### INPUT DATA
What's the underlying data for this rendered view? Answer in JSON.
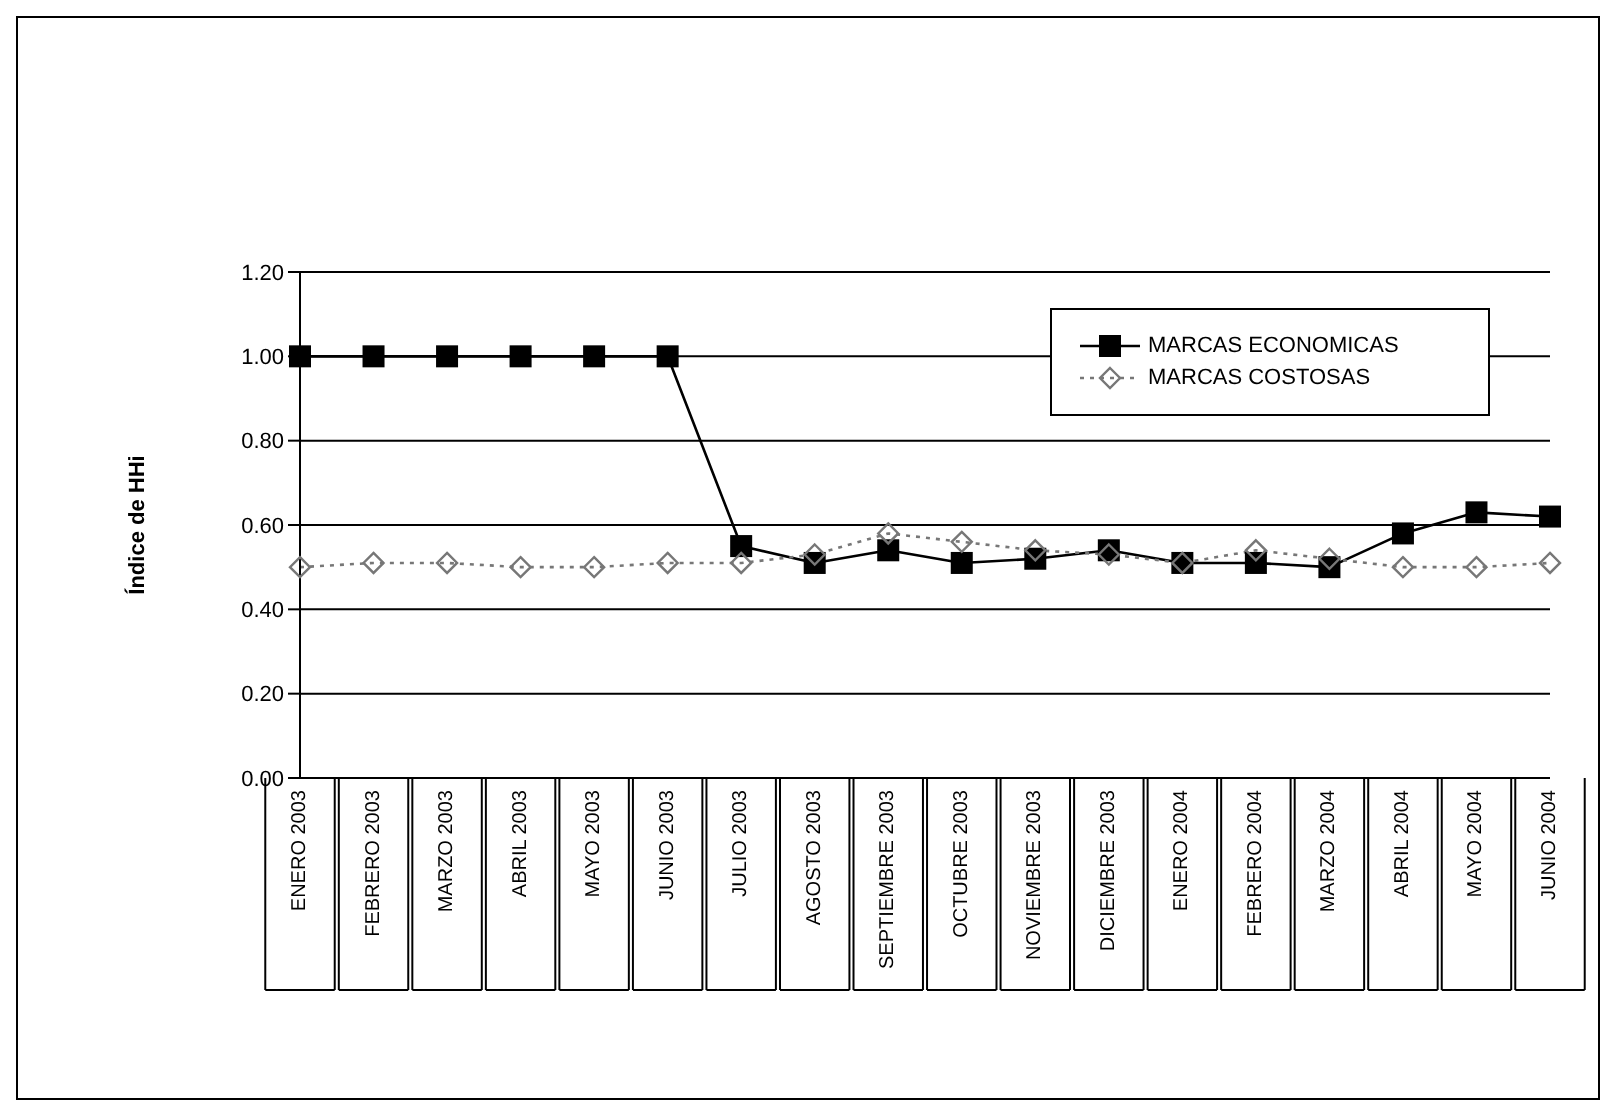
{
  "chart_data": {
    "type": "line",
    "ylabel": "Índice de HHi",
    "categories": [
      "ENERO 2003",
      "FEBRERO 2003",
      "MARZO 2003",
      "ABRIL 2003",
      "MAYO 2003",
      "JUNIO 2003",
      "JULIO 2003",
      "AGOSTO 2003",
      "SEPTIEMBRE 2003",
      "OCTUBRE 2003",
      "NOVIEMBRE 2003",
      "DICIEMBRE 2003",
      "ENERO 2004",
      "FEBRERO 2004",
      "MARZO 2004",
      "ABRIL 2004",
      "MAYO 2004",
      "JUNIO 2004"
    ],
    "series": [
      {
        "name": "MARCAS ECONOMICAS",
        "color": "#000000",
        "marker": "square",
        "line_style": "solid",
        "values": [
          1.0,
          1.0,
          1.0,
          1.0,
          1.0,
          1.0,
          0.55,
          0.51,
          0.54,
          0.51,
          0.52,
          0.54,
          0.51,
          0.51,
          0.5,
          0.58,
          0.63,
          0.62
        ]
      },
      {
        "name": "MARCAS COSTOSAS",
        "color": "#777777",
        "marker": "diamond",
        "line_style": "dotted",
        "values": [
          0.5,
          0.51,
          0.51,
          0.5,
          0.5,
          0.51,
          0.51,
          0.53,
          0.58,
          0.56,
          0.54,
          0.53,
          0.51,
          0.54,
          0.52,
          0.5,
          0.5,
          0.51
        ]
      }
    ],
    "ylim": [
      0,
      1.2
    ],
    "yticks": [
      {
        "value": 0,
        "label": "0.00"
      },
      {
        "value": 0.2,
        "label": "0.20"
      },
      {
        "value": 0.4,
        "label": "0.40"
      },
      {
        "value": 0.6,
        "label": "0.60"
      },
      {
        "value": 0.8,
        "label": "0.80"
      },
      {
        "value": 1.0,
        "label": "1.00"
      },
      {
        "value": 1.2,
        "label": "1.20"
      }
    ],
    "grid": "y",
    "legend": "top right"
  }
}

### GIVEN TASK
Return all the entries word for word, but omit any pictures they contain.

### TASK RESPONSE
What's the underlying data for this rendered view? Answer in JSON.
{
  "chart_data": {
    "type": "line",
    "ylabel": "Índice de HHi",
    "categories": [
      "ENERO 2003",
      "FEBRERO 2003",
      "MARZO 2003",
      "ABRIL 2003",
      "MAYO 2003",
      "JUNIO 2003",
      "JULIO 2003",
      "AGOSTO 2003",
      "SEPTIEMBRE 2003",
      "OCTUBRE 2003",
      "NOVIEMBRE 2003",
      "DICIEMBRE 2003",
      "ENERO 2004",
      "FEBRERO 2004",
      "MARZO 2004",
      "ABRIL 2004",
      "MAYO 2004",
      "JUNIO 2004"
    ],
    "series": [
      {
        "name": "MARCAS ECONOMICAS",
        "color": "#000000",
        "marker": "square",
        "line_style": "solid",
        "values": [
          1.0,
          1.0,
          1.0,
          1.0,
          1.0,
          1.0,
          0.55,
          0.51,
          0.54,
          0.51,
          0.52,
          0.54,
          0.51,
          0.51,
          0.5,
          0.58,
          0.63,
          0.62
        ]
      },
      {
        "name": "MARCAS COSTOSAS",
        "color": "#777777",
        "marker": "diamond",
        "line_style": "dotted",
        "values": [
          0.5,
          0.51,
          0.51,
          0.5,
          0.5,
          0.51,
          0.51,
          0.53,
          0.58,
          0.56,
          0.54,
          0.53,
          0.51,
          0.54,
          0.52,
          0.5,
          0.5,
          0.51
        ]
      }
    ],
    "ylim": [
      0,
      1.2
    ],
    "yticks": [
      {
        "value": 0,
        "label": "0.00"
      },
      {
        "value": 0.2,
        "label": "0.20"
      },
      {
        "value": 0.4,
        "label": "0.40"
      },
      {
        "value": 0.6,
        "label": "0.60"
      },
      {
        "value": 0.8,
        "label": "0.80"
      },
      {
        "value": 1.0,
        "label": "1.00"
      },
      {
        "value": 1.2,
        "label": "1.20"
      }
    ],
    "grid": "y",
    "legend": "top right"
  }
}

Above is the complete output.